Items from a figure collection –

● ● ● ●

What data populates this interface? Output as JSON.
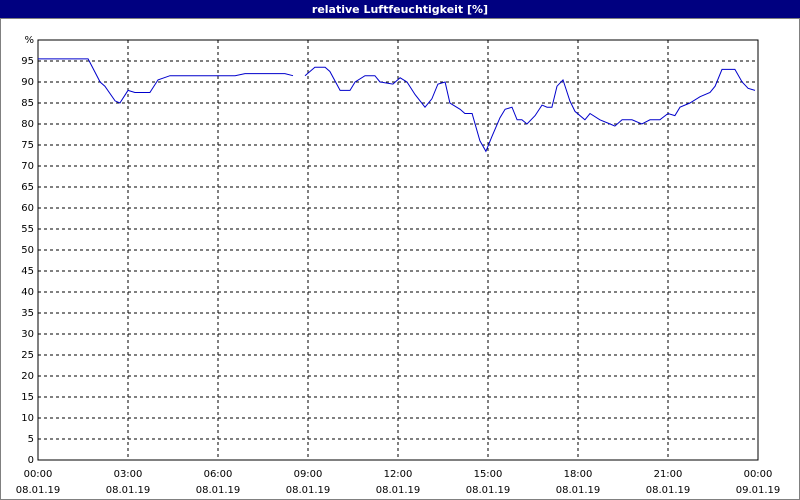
{
  "chart_data": {
    "type": "line",
    "title": "relative Luftfeuchtigkeit [%]",
    "xlim": [
      0,
      24
    ],
    "xticks": [
      {
        "value": 0,
        "label": "00:00"
      },
      {
        "value": 3,
        "label": "03:00"
      },
      {
        "value": 6,
        "label": "06:00"
      },
      {
        "value": 9,
        "label": "09:00"
      },
      {
        "value": 12,
        "label": "12:00"
      },
      {
        "value": 15,
        "label": "15:00"
      },
      {
        "value": 18,
        "label": "18:00"
      },
      {
        "value": 21,
        "label": "21:00"
      },
      {
        "value": 24,
        "label": "00:00"
      }
    ],
    "xtick_dates": [
      "08.01.19",
      "08.01.19",
      "08.01.19",
      "08.01.19",
      "08.01.19",
      "08.01.19",
      "08.01.19",
      "08.01.19",
      "09.01.19"
    ],
    "ylim": [
      0,
      100
    ],
    "yticks": [
      0,
      5,
      10,
      15,
      20,
      25,
      30,
      35,
      40,
      45,
      50,
      55,
      60,
      65,
      70,
      75,
      80,
      85,
      90,
      95,
      {
        "value": 100,
        "label": "%"
      }
    ],
    "grid": true,
    "series": [
      {
        "name": "relative Luftfeuchtigkeit",
        "color": "#0000cc",
        "x": [
          0,
          1.67,
          2.07,
          2.23,
          2.57,
          2.73,
          3,
          3.23,
          3.73,
          4,
          4.4,
          6.57,
          6.9,
          8.23,
          8.5,
          8.7,
          8.9,
          9.23,
          9.57,
          9.73,
          10.07,
          10.4,
          10.57,
          10.9,
          11.23,
          11.4,
          11.83,
          12.07,
          12.3,
          12.57,
          12.9,
          13.13,
          13.33,
          13.57,
          13.73,
          14.07,
          14.23,
          14.47,
          14.73,
          14.93,
          15.13,
          15.4,
          15.57,
          15.8,
          15.97,
          16.13,
          16.3,
          16.57,
          16.8,
          16.97,
          17.13,
          17.3,
          17.5,
          17.73,
          17.9,
          18.23,
          18.4,
          18.73,
          19.07,
          19.23,
          19.47,
          19.8,
          19.97,
          20.13,
          20.4,
          20.73,
          21,
          21.23,
          21.4,
          21.73,
          22.07,
          22.4,
          22.57,
          22.8,
          23.23,
          23.47,
          23.67,
          23.9
        ],
        "values": [
          95.5,
          95.5,
          90,
          89,
          85.5,
          85,
          88,
          87.5,
          87.5,
          90.5,
          91.5,
          91.5,
          92,
          92,
          91.5,
          null,
          91.5,
          93.5,
          93.5,
          92.5,
          88,
          88,
          90,
          91.5,
          91.5,
          90,
          89.5,
          91,
          90,
          87,
          84,
          86,
          89.5,
          90,
          85,
          83.5,
          82.5,
          82.5,
          76,
          73.5,
          77,
          81.5,
          83.5,
          84,
          81,
          81,
          80,
          82,
          84.5,
          84,
          84,
          89,
          90.5,
          85.5,
          83,
          81,
          82.5,
          81,
          80,
          79.5,
          81,
          81,
          80.5,
          80,
          81,
          81,
          82.5,
          82,
          84,
          85,
          86.5,
          87.5,
          89,
          93,
          93,
          90,
          88.5,
          88
        ]
      }
    ]
  }
}
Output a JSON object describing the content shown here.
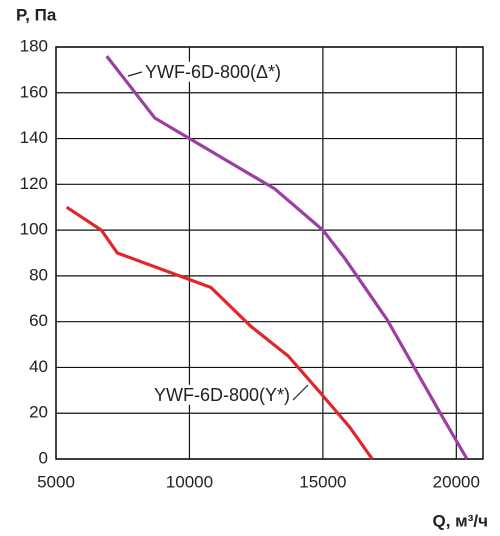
{
  "chart_data": {
    "type": "line",
    "y_label": "P, Па",
    "x_label": "Q, м³/ч",
    "series": [
      {
        "name": "YWF-6D-800(Δ*)",
        "color": "#9c3fa3",
        "x": [
          6900,
          8700,
          10000,
          13200,
          15000,
          15800,
          17400,
          19400,
          20400
        ],
        "values": [
          176,
          149,
          140,
          118,
          100,
          88,
          61,
          20,
          0
        ]
      },
      {
        "name": "YWF-6D-800(Y*)",
        "color": "#e0262a",
        "x": [
          5400,
          6700,
          7300,
          10800,
          12300,
          13700,
          14900,
          16000,
          16850
        ],
        "values": [
          110,
          100,
          90,
          75,
          58,
          45,
          29,
          14,
          0
        ]
      }
    ],
    "xlim": [
      5000,
      21000
    ],
    "ylim": [
      0,
      180
    ],
    "xticks": [
      5000,
      10000,
      15000,
      20000
    ],
    "yticks": [
      0,
      20,
      40,
      60,
      80,
      100,
      120,
      140,
      160,
      180
    ],
    "grid": true
  }
}
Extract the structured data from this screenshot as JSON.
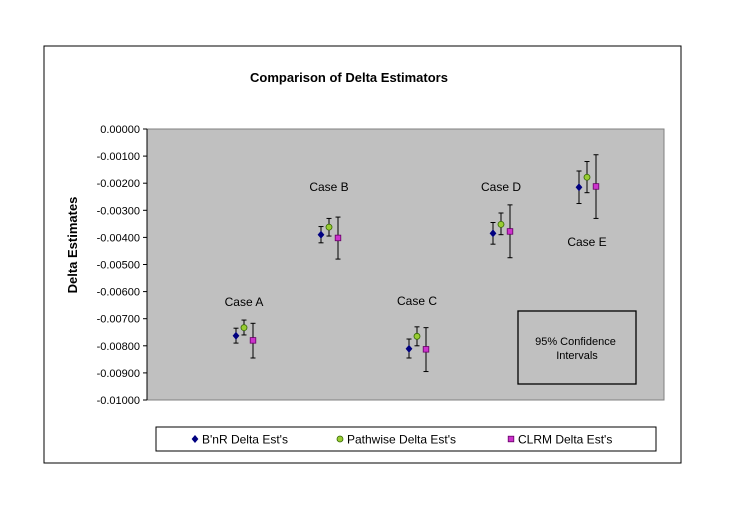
{
  "chart_data": {
    "type": "scatter",
    "title": "Comparison of Delta Estimators",
    "xlabel": "",
    "ylabel": "Delta Estimates",
    "ylim": [
      -0.01,
      0
    ],
    "y_ticks": [
      "0.00000",
      "-0.00100",
      "-0.00200",
      "-0.00300",
      "-0.00400",
      "-0.00500",
      "-0.00600",
      "-0.00700",
      "-0.00800",
      "-0.00900",
      "-0.01000"
    ],
    "grid": false,
    "plot_background": "#c0c0c0",
    "legend_position": "bottom",
    "categories": [
      "Case A",
      "Case B",
      "Case C",
      "Case D",
      "Case E"
    ],
    "series": [
      {
        "name": "B'nR Delta Est's",
        "marker": "diamond",
        "color": "#000080",
        "values": [
          -0.00763,
          -0.0039,
          -0.00811,
          -0.00385,
          -0.00215
        ],
        "lower": [
          -0.0079,
          -0.0042,
          -0.00845,
          -0.00425,
          -0.00275
        ],
        "upper": [
          -0.00735,
          -0.0036,
          -0.00775,
          -0.00345,
          -0.00155
        ]
      },
      {
        "name": "Pathwise Delta Est's",
        "marker": "circle",
        "color": "#99cc33",
        "values": [
          -0.00733,
          -0.00362,
          -0.00765,
          -0.00352,
          -0.00178
        ],
        "lower": [
          -0.0076,
          -0.00395,
          -0.008,
          -0.0039,
          -0.00235
        ],
        "upper": [
          -0.00705,
          -0.0033,
          -0.0073,
          -0.0031,
          -0.0012
        ]
      },
      {
        "name": "CLRM Delta Est's",
        "marker": "square",
        "color": "#cc33cc",
        "values": [
          -0.0078,
          -0.00402,
          -0.00813,
          -0.00378,
          -0.00212
        ],
        "lower": [
          -0.00845,
          -0.0048,
          -0.00895,
          -0.00475,
          -0.0033
        ],
        "upper": [
          -0.00717,
          -0.00325,
          -0.00733,
          -0.0028,
          -0.00095
        ]
      }
    ],
    "annotations": [
      "Case A",
      "Case B",
      "Case C",
      "Case D",
      "Case E"
    ],
    "note_box": "95% Confidence Intervals"
  }
}
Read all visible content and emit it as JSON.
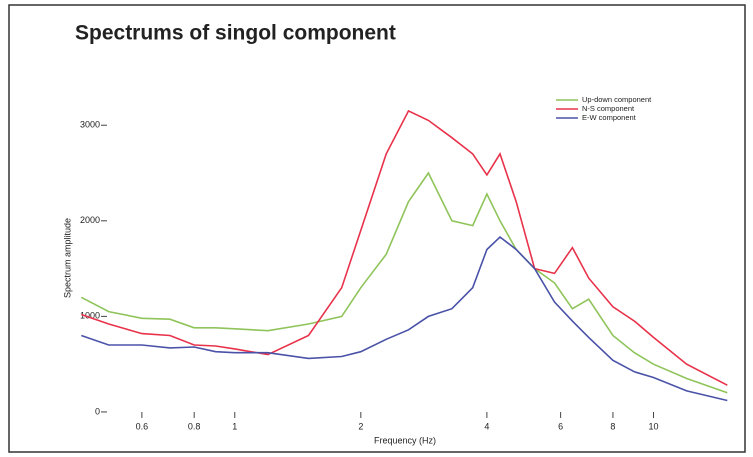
{
  "chart_data": {
    "type": "line",
    "title": "Spectrums of singol component",
    "xlabel": "Frequency (Hz)",
    "ylabel": "Spectrum amplitude",
    "xscale": "log",
    "x": [
      0.43,
      0.5,
      0.6,
      0.7,
      0.8,
      0.9,
      1,
      1.2,
      1.5,
      1.8,
      2,
      2.3,
      2.6,
      2.9,
      3.3,
      3.7,
      4,
      4.3,
      4.7,
      5.2,
      5.8,
      6.4,
      7,
      8,
      9,
      10,
      12,
      15
    ],
    "series": [
      {
        "name": "Up-down component",
        "color": "#8fc45a",
        "values": [
          1200,
          1050,
          980,
          970,
          880,
          880,
          870,
          850,
          920,
          1000,
          1300,
          1650,
          2200,
          2500,
          2000,
          1950,
          2280,
          2000,
          1700,
          1500,
          1350,
          1080,
          1180,
          800,
          620,
          500,
          350,
          200
        ]
      },
      {
        "name": "N-S component",
        "color": "#e8324a",
        "values": [
          1020,
          920,
          820,
          800,
          700,
          690,
          660,
          600,
          800,
          1300,
          1900,
          2700,
          3150,
          3050,
          2870,
          2700,
          2480,
          2700,
          2200,
          1500,
          1450,
          1720,
          1400,
          1100,
          950,
          780,
          500,
          280
        ]
      },
      {
        "name": "E-W component",
        "color": "#4a52a8",
        "values": [
          800,
          700,
          700,
          670,
          680,
          630,
          620,
          620,
          560,
          580,
          630,
          760,
          860,
          1000,
          1080,
          1300,
          1700,
          1830,
          1700,
          1500,
          1150,
          950,
          780,
          540,
          420,
          360,
          220,
          120
        ]
      }
    ],
    "xlim": [
      0.42,
      16
    ],
    "xticks": [
      0.6,
      0.8,
      1,
      2,
      4,
      6,
      8,
      10
    ],
    "ylim": [
      -100,
      3400
    ],
    "yticks": [
      0,
      1000,
      2000,
      3000
    ],
    "legend": "top-right"
  }
}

● ● ● ●

Exercise objective – Among the lines of the material above, how many include the string "component"? Report only that number.

Reply to the task – 4